◆ Given exercise: Print the entries in full, word for word, but not the pictures.

(Collected data entries)
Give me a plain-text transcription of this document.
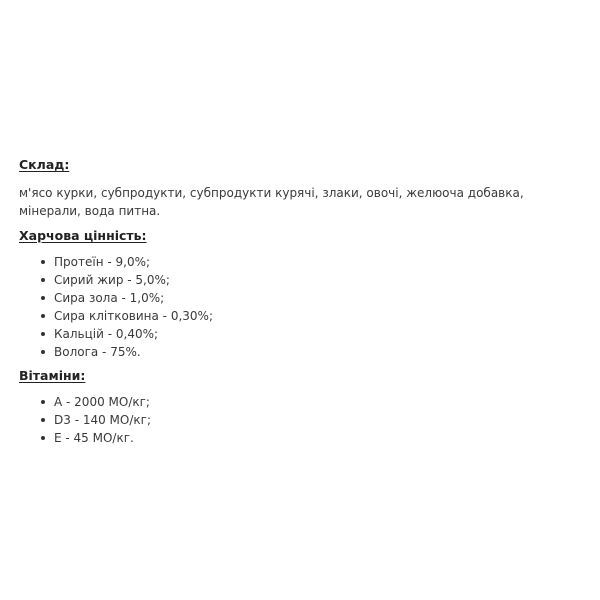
Склад:

м'ясо курки, субпродукти, субпродукти курячі, злаки, овочі, желюоча добавка, мінерали, вода питна.

Харчова цінність:

Протеїн - 9,0%;
Сирий жир - 5,0%;
Сира зола - 1,0%;
Сира клітковина - 0,30%;
Кальцій - 0,40%;
Волога - 75%.

Вітаміни:

A - 2000 МО/кг;
D3 - 140 МО/кг;
E - 45 МО/кг.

◆ The result:
Give me a plain-text transcription of this document.
Склад:

м'ясо курки, субпродукти, субпродукти курячі, злаки, овочі, желюоча добавка, мінерали, вода питна.

Харчова цінність:

Протеїн - 9,0%;
Сирий жир - 5,0%;
Сира зола - 1,0%;
Сира клітковина - 0,30%;
Кальцій - 0,40%;
Волога - 75%.

Вітаміни:

A - 2000 МО/кг;
D3 - 140 МО/кг;
E - 45 МО/кг.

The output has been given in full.